» **DOCUMENT SECTION**:

By aggregating small, automated adjustments from devices already enrolled in OEM programs, utilities can access a baseline of coordinated load flexibility without introducing the enrollment friction of a utility demand response program. Background VPP is a complementary approach to scale the resource pool. Critically, it does not cannibalize or disincentivize more mature, enrollment-based programs, either. If anything, it creates operational familiarity with device‑level coordination at scale.

Figure 2: Background VPP aggregation boosts first hour performance, smooths ramp‑up, and increases total load shed alongside enrolled programs.
Utilities discussed background aggregation as infrastructure that supports portfolio resilience at all stages: customers who want deeper engagement can step into higher‑incentive programs. Those who need lower‑touch participation can remain part of the aggregation without removing their device from the pool.
What this moment signals for VPP maturity
Taken together, these signals point to an industry that is moving deliberately up the VPP maturity curve.
Utilities are prioritizing year‑round availability to support planning confidence. They are building participation models that emphasize durability, optionality, and operational simplicity. Even the hurdle of defining what exactly a VPP is points to their expansion and growth.
The 2026 PLMA Spring Conference made one thing clear: the next phase of VPP progress will not hinge on ambition alone. It will hinge on discipline — clear definitions and program design that supports consistent operation over time. As VPPs continue to mature, those foundations will determine how quickly they can evolve from capable programs into trusted grid resources.

» **THE PROBLEM**:
Please answer these questions from the VPP text:
(a) What does background VPP aggregate?
(b) Which three qualities do utilities' participation models emphasize?
(c) According to the 2026 PLMA Spring Conference, what will the next phase of VPP progress hinge on?

» **DATASET RECORDS**:
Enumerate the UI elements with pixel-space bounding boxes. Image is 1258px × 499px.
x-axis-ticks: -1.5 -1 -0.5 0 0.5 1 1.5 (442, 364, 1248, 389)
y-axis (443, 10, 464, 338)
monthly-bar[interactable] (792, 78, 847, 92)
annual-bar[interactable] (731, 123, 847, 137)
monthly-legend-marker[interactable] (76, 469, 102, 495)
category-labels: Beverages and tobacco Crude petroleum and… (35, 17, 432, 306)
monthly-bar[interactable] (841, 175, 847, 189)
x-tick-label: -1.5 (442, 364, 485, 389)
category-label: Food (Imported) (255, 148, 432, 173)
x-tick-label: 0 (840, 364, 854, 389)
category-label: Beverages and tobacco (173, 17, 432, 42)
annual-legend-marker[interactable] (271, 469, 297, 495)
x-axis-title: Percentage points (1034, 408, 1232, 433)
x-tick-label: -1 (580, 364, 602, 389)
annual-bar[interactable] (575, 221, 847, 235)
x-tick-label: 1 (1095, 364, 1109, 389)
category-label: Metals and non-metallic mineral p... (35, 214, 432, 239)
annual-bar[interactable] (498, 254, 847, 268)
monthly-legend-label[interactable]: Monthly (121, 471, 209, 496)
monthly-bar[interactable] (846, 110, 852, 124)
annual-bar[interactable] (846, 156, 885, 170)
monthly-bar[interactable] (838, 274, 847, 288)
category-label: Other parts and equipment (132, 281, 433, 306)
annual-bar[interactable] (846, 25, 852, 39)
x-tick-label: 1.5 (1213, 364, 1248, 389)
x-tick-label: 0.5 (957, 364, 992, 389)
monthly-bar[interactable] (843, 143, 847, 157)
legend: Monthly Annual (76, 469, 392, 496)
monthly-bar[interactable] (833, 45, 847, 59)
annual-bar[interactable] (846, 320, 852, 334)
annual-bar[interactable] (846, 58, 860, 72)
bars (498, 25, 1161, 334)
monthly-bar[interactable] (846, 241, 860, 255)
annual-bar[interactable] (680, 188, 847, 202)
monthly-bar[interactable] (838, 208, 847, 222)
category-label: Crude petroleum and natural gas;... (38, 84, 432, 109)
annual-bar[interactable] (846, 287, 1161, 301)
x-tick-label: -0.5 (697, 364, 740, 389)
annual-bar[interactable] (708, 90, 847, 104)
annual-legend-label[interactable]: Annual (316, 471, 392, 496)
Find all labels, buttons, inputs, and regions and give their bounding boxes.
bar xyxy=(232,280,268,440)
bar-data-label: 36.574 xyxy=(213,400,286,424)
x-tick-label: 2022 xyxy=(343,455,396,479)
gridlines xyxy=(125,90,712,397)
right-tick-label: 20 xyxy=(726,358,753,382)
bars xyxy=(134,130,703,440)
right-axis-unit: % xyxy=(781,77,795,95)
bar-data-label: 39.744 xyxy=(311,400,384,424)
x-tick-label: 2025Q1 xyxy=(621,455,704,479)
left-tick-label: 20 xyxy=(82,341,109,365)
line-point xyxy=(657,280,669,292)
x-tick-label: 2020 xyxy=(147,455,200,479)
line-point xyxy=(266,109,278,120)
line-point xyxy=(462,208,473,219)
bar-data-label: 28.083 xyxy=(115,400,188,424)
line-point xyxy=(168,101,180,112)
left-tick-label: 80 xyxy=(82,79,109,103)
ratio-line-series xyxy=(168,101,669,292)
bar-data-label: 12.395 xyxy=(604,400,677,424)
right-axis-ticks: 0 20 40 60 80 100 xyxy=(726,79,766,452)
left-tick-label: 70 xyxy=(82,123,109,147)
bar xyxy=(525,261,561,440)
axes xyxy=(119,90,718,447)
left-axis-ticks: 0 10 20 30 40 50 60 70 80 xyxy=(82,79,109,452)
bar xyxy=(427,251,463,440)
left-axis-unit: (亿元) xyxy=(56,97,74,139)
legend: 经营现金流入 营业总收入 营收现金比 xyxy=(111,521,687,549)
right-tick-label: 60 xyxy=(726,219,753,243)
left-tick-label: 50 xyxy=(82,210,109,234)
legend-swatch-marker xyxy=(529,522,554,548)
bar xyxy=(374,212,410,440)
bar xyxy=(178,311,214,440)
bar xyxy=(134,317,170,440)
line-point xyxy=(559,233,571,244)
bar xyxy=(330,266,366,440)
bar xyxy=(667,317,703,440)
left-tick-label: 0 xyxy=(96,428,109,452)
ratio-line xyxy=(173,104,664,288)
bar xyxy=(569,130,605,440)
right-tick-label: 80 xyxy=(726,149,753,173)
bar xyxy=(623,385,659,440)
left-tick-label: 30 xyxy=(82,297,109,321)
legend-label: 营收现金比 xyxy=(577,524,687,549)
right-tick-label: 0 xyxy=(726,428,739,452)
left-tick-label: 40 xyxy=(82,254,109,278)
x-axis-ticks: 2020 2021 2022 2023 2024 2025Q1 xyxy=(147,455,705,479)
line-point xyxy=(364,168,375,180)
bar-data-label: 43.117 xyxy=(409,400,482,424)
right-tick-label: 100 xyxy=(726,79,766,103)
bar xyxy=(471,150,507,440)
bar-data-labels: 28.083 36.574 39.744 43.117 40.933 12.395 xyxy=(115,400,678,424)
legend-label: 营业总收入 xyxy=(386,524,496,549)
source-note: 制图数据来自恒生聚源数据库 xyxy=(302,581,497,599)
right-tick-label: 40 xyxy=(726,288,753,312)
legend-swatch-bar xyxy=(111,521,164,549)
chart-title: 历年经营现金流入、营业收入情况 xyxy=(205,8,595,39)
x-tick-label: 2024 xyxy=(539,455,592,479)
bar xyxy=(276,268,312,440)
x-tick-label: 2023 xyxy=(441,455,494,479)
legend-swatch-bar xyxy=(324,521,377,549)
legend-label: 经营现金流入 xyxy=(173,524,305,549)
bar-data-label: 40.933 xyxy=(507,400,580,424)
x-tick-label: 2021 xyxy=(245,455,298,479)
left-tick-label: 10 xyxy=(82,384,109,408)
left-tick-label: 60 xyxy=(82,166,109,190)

» **ANSWER TO THIS PROBLEM**:
(a) Small, automated adjustments from devices already enrolled in OEM programs.
(b) Durability, optionality, and operational simplicity.
(c) Discipline: clear definitions and program design that supports consistent operation over time.